**ОТРЫВОК РЕЦЕНЗИИ**:
__________________________________________________

Вместе с тем, однозначно, в "Петровых..." масса точно выловленных и ловко, живо скомпилированных Алексеем Сальниковым (даже безотносительно к сюжету) речевых - особенно если сравнить с мертворожденными, вымученными стилизациями Владимира Сорокина - а также предметных, пластических деталей-"архетипов" (ну вот хотя бы реплика "Брыльска, Брыльска!" - с характерным жестом, поправляющим столь же характерную меховую шапку: абсолютное же попадание!), по которым абсурдная, фантасмагорическая реальность спектакля опознается как знакомая и родная. Помимо Семена Штейнберга, чей персонаж отчаянно и безнадежно цепляется за остатки здравого смысла, и Яны Иртеньевой-Петровой, наиболее "реалистичной", "психологичной" героини среди прочих, в ансамбле каждый без исключения на своем месте, начиная с Розы Хайруллиной в привычном для нее, но здесь как никогда уместном амплуа некоего "абстрактного" персонажа вне пола, возраста, да и вне сюжета (пускай условного), но с репликой-рефреном про "супчик" как лекарство от всех болезней и, видимо, от жизни заодно; заканчивая Ильей Ромашко в образе "деда Мороза", он же переросток Саша, незадачливый поэт и жених; а также Михаил Тройник и Евгений Харитонов - два Игоря (отмороженный друг Петрова); и Артем Шевченко - его Сергей, сочиняющий про Петрова роман, где слесарь Петров оказывается влюбленным в другого мужчину, вообще, похоже, завис не просто между реальностью и бредом, но между миром живых и миром мертвых; колоритный Сергей Муравьев - водитель идущего по кругу в никуда троллейбуса-катафалка, он же Снеговик; наконец, многочисленные второстепенные, но необычайно яркие, знаковые, гротесковые до пародии, до карикатуры, но остающиеся абсолютно узнаваемыми социальные типажи кондукторши, врачихи и т.п. - возрастные женские персонажи в исполнении Ирины Выборновой, Людмилы Гавриловой, Ирины Рудницкой.

__________________________________________________

(Сохранённые записи набора данных)

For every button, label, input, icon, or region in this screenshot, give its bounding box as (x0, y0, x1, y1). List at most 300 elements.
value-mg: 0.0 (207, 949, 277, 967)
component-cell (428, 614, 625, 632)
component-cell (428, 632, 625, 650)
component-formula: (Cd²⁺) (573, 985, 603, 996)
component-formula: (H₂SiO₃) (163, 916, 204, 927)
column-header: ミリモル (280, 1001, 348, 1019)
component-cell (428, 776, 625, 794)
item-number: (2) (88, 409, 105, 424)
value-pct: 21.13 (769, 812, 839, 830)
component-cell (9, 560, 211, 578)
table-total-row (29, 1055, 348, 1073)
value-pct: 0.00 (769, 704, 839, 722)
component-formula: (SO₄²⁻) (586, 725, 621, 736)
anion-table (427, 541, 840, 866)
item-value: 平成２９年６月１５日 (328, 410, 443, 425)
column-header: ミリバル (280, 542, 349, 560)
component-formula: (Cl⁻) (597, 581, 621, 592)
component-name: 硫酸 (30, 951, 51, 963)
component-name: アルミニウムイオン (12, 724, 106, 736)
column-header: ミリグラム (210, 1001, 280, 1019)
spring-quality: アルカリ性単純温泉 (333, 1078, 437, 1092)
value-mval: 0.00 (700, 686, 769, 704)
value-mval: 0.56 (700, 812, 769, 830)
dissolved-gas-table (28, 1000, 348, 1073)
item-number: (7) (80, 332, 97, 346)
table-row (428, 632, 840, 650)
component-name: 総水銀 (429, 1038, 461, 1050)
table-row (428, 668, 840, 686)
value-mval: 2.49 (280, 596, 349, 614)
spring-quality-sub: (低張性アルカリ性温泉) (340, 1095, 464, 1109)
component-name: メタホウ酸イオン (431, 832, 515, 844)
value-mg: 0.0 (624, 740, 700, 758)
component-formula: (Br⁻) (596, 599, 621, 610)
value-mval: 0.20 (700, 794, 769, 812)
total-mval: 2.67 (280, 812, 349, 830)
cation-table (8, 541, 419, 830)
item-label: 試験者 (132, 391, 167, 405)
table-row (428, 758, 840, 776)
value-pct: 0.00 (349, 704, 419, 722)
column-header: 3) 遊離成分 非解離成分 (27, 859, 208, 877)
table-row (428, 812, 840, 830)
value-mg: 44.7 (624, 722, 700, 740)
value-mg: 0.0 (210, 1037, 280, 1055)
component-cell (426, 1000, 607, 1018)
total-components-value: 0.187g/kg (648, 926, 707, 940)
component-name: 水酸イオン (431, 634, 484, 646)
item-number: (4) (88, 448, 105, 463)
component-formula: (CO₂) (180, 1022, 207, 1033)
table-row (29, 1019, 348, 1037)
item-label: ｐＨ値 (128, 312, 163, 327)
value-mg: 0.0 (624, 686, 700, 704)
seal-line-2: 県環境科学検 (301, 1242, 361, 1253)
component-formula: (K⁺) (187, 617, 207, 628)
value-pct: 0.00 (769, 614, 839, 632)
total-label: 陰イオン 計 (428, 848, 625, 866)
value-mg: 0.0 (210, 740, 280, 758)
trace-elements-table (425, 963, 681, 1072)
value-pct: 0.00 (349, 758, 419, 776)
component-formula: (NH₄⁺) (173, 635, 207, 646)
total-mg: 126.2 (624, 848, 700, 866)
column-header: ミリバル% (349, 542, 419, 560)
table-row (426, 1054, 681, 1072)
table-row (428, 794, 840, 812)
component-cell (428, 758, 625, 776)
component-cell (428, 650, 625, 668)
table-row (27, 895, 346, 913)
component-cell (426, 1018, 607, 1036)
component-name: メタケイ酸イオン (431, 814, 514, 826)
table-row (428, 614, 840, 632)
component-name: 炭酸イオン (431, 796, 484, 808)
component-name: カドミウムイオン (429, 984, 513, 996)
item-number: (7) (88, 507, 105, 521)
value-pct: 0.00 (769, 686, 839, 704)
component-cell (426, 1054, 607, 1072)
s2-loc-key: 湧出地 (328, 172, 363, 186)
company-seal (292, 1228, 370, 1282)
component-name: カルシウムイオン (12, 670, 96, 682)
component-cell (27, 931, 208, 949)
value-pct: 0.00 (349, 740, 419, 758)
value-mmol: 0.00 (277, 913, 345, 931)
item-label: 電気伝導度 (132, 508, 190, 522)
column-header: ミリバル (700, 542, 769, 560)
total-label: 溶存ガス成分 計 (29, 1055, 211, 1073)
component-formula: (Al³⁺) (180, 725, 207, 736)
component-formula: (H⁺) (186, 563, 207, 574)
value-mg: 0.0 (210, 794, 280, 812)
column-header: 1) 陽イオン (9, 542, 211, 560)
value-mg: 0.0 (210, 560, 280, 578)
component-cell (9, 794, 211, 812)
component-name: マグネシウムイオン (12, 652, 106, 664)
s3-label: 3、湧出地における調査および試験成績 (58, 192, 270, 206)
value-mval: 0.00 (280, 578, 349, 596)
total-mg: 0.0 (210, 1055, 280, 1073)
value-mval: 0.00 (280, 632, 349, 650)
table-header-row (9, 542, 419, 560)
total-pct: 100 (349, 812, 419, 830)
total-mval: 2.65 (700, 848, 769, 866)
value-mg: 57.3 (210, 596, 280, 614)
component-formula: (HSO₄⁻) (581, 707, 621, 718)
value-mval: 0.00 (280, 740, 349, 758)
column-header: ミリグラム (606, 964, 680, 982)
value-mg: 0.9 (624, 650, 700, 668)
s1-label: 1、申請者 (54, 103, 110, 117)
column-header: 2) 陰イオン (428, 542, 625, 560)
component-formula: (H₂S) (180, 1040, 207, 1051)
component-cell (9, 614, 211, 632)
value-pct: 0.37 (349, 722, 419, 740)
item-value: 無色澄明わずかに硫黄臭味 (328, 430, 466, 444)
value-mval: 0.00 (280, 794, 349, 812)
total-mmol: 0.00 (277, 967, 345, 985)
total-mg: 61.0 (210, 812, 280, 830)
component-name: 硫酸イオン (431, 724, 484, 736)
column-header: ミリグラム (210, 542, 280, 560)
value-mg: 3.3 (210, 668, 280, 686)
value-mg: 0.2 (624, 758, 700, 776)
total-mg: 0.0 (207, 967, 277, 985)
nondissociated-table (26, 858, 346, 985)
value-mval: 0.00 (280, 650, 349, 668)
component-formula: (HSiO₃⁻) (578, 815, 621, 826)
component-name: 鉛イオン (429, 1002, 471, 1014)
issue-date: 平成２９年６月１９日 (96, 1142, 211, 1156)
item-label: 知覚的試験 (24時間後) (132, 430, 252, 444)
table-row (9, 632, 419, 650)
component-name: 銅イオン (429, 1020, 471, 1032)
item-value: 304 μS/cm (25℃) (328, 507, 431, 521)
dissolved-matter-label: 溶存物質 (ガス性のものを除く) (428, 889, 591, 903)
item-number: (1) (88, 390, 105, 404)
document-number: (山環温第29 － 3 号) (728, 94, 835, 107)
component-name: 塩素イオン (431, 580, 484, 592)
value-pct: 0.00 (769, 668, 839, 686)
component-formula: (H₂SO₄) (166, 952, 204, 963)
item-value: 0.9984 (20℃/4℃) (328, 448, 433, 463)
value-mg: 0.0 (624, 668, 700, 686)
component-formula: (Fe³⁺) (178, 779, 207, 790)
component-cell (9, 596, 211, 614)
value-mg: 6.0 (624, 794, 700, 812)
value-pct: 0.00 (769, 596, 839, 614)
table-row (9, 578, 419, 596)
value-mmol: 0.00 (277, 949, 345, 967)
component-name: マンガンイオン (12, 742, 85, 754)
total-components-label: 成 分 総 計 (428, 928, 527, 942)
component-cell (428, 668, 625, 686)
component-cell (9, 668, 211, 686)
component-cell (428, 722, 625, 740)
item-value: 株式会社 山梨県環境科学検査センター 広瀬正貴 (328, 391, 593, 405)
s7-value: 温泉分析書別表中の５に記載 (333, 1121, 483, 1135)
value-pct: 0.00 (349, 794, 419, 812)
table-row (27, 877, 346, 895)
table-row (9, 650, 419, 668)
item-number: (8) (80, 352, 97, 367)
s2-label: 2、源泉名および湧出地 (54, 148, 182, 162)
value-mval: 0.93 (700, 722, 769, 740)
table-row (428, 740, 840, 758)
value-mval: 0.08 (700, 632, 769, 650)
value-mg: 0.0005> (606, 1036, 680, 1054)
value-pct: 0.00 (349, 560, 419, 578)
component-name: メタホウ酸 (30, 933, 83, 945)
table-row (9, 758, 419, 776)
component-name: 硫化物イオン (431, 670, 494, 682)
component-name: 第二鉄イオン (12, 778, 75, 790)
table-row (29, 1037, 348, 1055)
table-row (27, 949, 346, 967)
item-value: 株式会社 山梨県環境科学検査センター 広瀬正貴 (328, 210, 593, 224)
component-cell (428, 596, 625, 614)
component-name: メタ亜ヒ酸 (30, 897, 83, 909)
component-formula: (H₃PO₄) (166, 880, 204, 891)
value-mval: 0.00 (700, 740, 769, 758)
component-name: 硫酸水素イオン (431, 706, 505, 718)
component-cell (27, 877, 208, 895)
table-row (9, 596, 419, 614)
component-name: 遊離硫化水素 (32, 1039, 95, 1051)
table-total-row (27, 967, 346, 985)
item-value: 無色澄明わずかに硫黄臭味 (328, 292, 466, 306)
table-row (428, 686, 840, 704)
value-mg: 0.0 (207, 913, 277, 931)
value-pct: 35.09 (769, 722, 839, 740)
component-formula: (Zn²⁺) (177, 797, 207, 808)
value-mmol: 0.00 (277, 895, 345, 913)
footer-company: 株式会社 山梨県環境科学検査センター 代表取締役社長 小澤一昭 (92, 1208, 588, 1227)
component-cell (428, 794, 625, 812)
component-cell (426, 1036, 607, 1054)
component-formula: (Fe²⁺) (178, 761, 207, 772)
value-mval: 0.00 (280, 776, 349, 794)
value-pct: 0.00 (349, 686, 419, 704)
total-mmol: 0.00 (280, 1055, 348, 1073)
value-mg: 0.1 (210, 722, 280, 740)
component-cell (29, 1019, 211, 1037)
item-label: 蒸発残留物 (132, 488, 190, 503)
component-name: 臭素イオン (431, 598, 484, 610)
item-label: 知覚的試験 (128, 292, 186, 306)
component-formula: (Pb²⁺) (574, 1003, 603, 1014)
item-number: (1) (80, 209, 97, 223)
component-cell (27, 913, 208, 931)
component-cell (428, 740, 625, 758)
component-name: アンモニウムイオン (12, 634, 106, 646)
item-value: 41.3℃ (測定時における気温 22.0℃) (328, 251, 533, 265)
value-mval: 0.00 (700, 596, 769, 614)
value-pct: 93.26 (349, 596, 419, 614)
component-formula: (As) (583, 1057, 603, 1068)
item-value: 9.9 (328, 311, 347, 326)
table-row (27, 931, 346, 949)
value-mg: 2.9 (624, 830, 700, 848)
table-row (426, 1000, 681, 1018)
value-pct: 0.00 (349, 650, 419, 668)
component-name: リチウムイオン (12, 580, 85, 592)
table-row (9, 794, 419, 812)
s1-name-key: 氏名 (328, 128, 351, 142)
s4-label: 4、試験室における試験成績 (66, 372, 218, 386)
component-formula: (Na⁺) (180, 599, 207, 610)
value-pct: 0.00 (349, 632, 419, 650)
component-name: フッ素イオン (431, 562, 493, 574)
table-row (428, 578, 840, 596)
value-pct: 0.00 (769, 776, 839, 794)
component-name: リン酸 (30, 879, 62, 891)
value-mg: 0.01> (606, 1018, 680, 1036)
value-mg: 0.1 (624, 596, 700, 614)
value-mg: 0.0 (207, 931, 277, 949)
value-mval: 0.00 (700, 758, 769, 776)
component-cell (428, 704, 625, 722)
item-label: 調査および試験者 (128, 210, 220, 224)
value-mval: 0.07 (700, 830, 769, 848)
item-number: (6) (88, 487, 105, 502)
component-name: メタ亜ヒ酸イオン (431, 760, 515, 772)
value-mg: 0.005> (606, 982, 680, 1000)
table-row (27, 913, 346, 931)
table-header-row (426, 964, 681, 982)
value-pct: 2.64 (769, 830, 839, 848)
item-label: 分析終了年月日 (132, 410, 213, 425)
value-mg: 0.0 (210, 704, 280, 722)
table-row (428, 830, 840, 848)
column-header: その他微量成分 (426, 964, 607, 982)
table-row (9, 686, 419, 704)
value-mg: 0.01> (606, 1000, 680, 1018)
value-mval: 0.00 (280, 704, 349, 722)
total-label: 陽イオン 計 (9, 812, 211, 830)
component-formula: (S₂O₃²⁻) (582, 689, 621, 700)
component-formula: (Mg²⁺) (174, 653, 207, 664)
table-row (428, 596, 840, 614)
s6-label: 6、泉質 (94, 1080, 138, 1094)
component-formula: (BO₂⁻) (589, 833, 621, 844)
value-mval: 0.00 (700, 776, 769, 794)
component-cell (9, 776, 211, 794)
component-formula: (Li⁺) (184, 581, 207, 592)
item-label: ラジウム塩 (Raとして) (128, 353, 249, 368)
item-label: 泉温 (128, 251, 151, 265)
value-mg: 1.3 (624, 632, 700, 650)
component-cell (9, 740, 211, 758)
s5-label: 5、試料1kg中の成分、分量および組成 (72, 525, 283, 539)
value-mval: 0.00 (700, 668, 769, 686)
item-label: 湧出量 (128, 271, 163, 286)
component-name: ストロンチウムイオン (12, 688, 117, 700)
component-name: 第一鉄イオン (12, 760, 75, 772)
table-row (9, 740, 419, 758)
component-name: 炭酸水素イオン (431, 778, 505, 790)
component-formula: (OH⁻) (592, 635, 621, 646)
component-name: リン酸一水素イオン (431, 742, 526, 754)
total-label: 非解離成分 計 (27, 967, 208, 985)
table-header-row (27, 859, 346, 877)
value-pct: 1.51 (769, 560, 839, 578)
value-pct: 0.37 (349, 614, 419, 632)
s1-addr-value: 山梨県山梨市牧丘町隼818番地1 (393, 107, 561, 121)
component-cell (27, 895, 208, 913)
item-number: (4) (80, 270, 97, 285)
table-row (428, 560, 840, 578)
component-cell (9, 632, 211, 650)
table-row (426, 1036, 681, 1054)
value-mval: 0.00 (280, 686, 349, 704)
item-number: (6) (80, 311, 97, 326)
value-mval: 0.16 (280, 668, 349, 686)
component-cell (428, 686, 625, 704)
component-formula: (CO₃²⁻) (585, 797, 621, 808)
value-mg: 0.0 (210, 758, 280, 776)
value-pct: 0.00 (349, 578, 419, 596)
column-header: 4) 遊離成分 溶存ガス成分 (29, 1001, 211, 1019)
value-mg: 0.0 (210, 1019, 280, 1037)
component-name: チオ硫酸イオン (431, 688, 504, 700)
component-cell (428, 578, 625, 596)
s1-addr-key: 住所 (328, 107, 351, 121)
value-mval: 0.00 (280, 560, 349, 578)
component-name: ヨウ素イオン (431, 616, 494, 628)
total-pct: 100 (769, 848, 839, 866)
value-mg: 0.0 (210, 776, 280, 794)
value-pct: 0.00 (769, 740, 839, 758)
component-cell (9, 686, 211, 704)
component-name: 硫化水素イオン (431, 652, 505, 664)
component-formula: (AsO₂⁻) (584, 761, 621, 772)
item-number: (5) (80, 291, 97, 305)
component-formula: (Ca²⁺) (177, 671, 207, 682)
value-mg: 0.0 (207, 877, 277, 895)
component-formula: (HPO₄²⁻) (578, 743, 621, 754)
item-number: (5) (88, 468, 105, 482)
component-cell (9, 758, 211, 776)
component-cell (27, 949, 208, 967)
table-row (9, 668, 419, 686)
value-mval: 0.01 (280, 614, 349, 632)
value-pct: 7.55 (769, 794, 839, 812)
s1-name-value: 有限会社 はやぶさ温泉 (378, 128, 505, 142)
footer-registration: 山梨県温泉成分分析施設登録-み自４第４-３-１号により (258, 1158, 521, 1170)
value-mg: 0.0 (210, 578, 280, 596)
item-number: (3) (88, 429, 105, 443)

__________________________________________________

**ЗАДАНИЯ**:
1) Какой актер, согласно отрывку о спектакле «Петровы...», играет водителя троллейбуса-катафалка?
2) Продолжите отрывок о спектакле «Петровы...», начав сразу после его последнего предложения.

**ОТВЕТЫ К ЗАДАНИЯМ**:
1) Сергей Муравьев.

2)
"Петровы в гриппе" точно фиксируют состояние и актуальное, и вневременное - нездоровья физического, не говоря уже про безумие, утрату связи с реальностью - в котором существует эта страна и ее население сейчас и всегда. Другое дело, что остроумной, изобретательной и занимательной, а нередко и по-настоящему веселой, смешной констатацией факта (не то чтоб сенсационного, доселе неизвестного...) дело ограничивается - в чем навороченные "Петровы..." обнаруживают сходство с "окольным" камерным "Ревизором". Если, правда, не считать весьма практичного пассажа из предуведомительной лекции Валеры Печейкина, перед спектаклем вспоминающего про свое школьное изложение на соответствующую тему:
"Основным источником гриппа является человек. (...) Уничтожайте источники гриппа!".
Рецептов от театра, понятно, я не жду - тем более что все запущено и вряд ли излечимо... - но хотя бы формально некое рациональное начало (пусть не воплощенное в конкретном персонаже - но от автора, от режиссера присутствующее в структуре спектакля...) не помешало бы для контраста, чтоб окончательно не поддаться мороку вируса, он ведь, как ни парадоксально, в своем иррационализме до некоторой степени даже обаятелен, ну или по крайней мере привычен, опознается как родной (а не как случайно откуда-то издалека занесенная инфекция) и уже не пугает, отторжения не вызывает, иммунитет не вырабатывает - а это, в общем, отвратительно, как минимум печально, и уж определенно совсем не весело.